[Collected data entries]
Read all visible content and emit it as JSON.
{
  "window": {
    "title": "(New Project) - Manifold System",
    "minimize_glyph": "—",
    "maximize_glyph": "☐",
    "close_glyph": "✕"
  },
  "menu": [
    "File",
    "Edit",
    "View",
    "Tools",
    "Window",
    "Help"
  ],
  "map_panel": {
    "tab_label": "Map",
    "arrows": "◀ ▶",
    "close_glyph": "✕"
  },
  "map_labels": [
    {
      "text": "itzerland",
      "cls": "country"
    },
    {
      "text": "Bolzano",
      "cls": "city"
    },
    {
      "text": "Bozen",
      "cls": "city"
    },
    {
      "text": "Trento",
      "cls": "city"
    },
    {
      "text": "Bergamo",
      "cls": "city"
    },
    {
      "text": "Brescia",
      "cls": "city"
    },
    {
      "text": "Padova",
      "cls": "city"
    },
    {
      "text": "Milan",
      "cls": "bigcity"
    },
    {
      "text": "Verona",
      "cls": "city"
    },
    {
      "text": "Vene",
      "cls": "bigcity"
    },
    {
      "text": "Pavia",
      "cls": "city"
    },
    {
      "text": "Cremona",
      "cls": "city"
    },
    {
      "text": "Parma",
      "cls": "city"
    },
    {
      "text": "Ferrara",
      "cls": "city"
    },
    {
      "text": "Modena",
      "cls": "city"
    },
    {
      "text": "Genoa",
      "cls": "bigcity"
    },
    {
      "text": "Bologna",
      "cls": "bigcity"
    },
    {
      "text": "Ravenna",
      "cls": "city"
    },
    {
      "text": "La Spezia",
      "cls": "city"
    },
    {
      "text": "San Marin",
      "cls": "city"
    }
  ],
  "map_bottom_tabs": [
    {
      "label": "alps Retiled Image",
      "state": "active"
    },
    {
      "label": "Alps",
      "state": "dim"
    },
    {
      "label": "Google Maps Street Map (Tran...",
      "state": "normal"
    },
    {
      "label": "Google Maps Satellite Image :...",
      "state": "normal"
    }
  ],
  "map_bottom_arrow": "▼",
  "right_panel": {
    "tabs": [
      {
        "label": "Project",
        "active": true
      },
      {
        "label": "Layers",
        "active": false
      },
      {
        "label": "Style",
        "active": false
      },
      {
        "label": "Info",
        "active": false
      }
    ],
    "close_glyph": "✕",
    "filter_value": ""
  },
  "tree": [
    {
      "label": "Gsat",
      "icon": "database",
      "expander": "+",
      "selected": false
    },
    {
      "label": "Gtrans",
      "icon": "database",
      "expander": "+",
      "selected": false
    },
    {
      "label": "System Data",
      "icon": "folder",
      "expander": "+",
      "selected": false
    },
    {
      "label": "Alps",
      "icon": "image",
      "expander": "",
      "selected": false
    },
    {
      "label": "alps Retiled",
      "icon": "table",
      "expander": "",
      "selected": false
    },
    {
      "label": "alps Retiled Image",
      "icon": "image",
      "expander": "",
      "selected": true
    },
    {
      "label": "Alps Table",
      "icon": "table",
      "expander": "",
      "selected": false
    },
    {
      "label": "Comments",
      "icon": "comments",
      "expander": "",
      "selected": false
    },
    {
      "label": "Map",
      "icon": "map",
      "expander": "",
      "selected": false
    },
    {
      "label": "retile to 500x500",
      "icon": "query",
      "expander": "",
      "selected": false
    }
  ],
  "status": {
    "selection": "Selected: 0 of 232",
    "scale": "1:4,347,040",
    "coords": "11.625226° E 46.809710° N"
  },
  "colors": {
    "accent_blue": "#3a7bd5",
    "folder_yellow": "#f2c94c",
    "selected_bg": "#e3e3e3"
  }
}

» YOUR GOAL:
Every entry in the listing must be retyped exactly.

» REPLY:
Read all visible content and emit it as JSON.
{
  "window": {
    "title": "(New Project) - Manifold System",
    "minimize_glyph": "—",
    "maximize_glyph": "☐",
    "close_glyph": "✕"
  },
  "menu": [
    "File",
    "Edit",
    "View",
    "Tools",
    "Window",
    "Help"
  ],
  "map_panel": {
    "tab_label": "Map",
    "arrows": "◀ ▶",
    "close_glyph": "✕"
  },
  "map_labels": [
    {
      "text": "itzerland",
      "cls": "country"
    },
    {
      "text": "Bolzano",
      "cls": "city"
    },
    {
      "text": "Bozen",
      "cls": "city"
    },
    {
      "text": "Trento",
      "cls": "city"
    },
    {
      "text": "Bergamo",
      "cls": "city"
    },
    {
      "text": "Brescia",
      "cls": "city"
    },
    {
      "text": "Padova",
      "cls": "city"
    },
    {
      "text": "Milan",
      "cls": "bigcity"
    },
    {
      "text": "Verona",
      "cls": "city"
    },
    {
      "text": "Vene",
      "cls": "bigcity"
    },
    {
      "text": "Pavia",
      "cls": "city"
    },
    {
      "text": "Cremona",
      "cls": "city"
    },
    {
      "text": "Parma",
      "cls": "city"
    },
    {
      "text": "Ferrara",
      "cls": "city"
    },
    {
      "text": "Modena",
      "cls": "city"
    },
    {
      "text": "Genoa",
      "cls": "bigcity"
    },
    {
      "text": "Bologna",
      "cls": "bigcity"
    },
    {
      "text": "Ravenna",
      "cls": "city"
    },
    {
      "text": "La Spezia",
      "cls": "city"
    },
    {
      "text": "San Marin",
      "cls": "city"
    }
  ],
  "map_bottom_tabs": [
    {
      "label": "alps Retiled Image",
      "state": "active"
    },
    {
      "label": "Alps",
      "state": "dim"
    },
    {
      "label": "Google Maps Street Map (Tran...",
      "state": "normal"
    },
    {
      "label": "Google Maps Satellite Image :...",
      "state": "normal"
    }
  ],
  "map_bottom_arrow": "▼",
  "right_panel": {
    "tabs": [
      {
        "label": "Project",
        "active": true
      },
      {
        "label": "Layers",
        "active": false
      },
      {
        "label": "Style",
        "active": false
      },
      {
        "label": "Info",
        "active": false
      }
    ],
    "close_glyph": "✕",
    "filter_value": ""
  },
  "tree": [
    {
      "label": "Gsat",
      "icon": "database",
      "expander": "+",
      "selected": false
    },
    {
      "label": "Gtrans",
      "icon": "database",
      "expander": "+",
      "selected": false
    },
    {
      "label": "System Data",
      "icon": "folder",
      "expander": "+",
      "selected": false
    },
    {
      "label": "Alps",
      "icon": "image",
      "expander": "",
      "selected": false
    },
    {
      "label": "alps Retiled",
      "icon": "table",
      "expander": "",
      "selected": false
    },
    {
      "label": "alps Retiled Image",
      "icon": "image",
      "expander": "",
      "selected": true
    },
    {
      "label": "Alps Table",
      "icon": "table",
      "expander": "",
      "selected": false
    },
    {
      "label": "Comments",
      "icon": "comments",
      "expander": "",
      "selected": false
    },
    {
      "label": "Map",
      "icon": "map",
      "expander": "",
      "selected": false
    },
    {
      "label": "retile to 500x500",
      "icon": "query",
      "expander": "",
      "selected": false
    }
  ],
  "status": {
    "selection": "Selected: 0 of 232",
    "scale": "1:4,347,040",
    "coords": "11.625226° E 46.809710° N"
  },
  "colors": {
    "accent_blue": "#3a7bd5",
    "folder_yellow": "#f2c94c",
    "selected_bg": "#e3e3e3"
  }
}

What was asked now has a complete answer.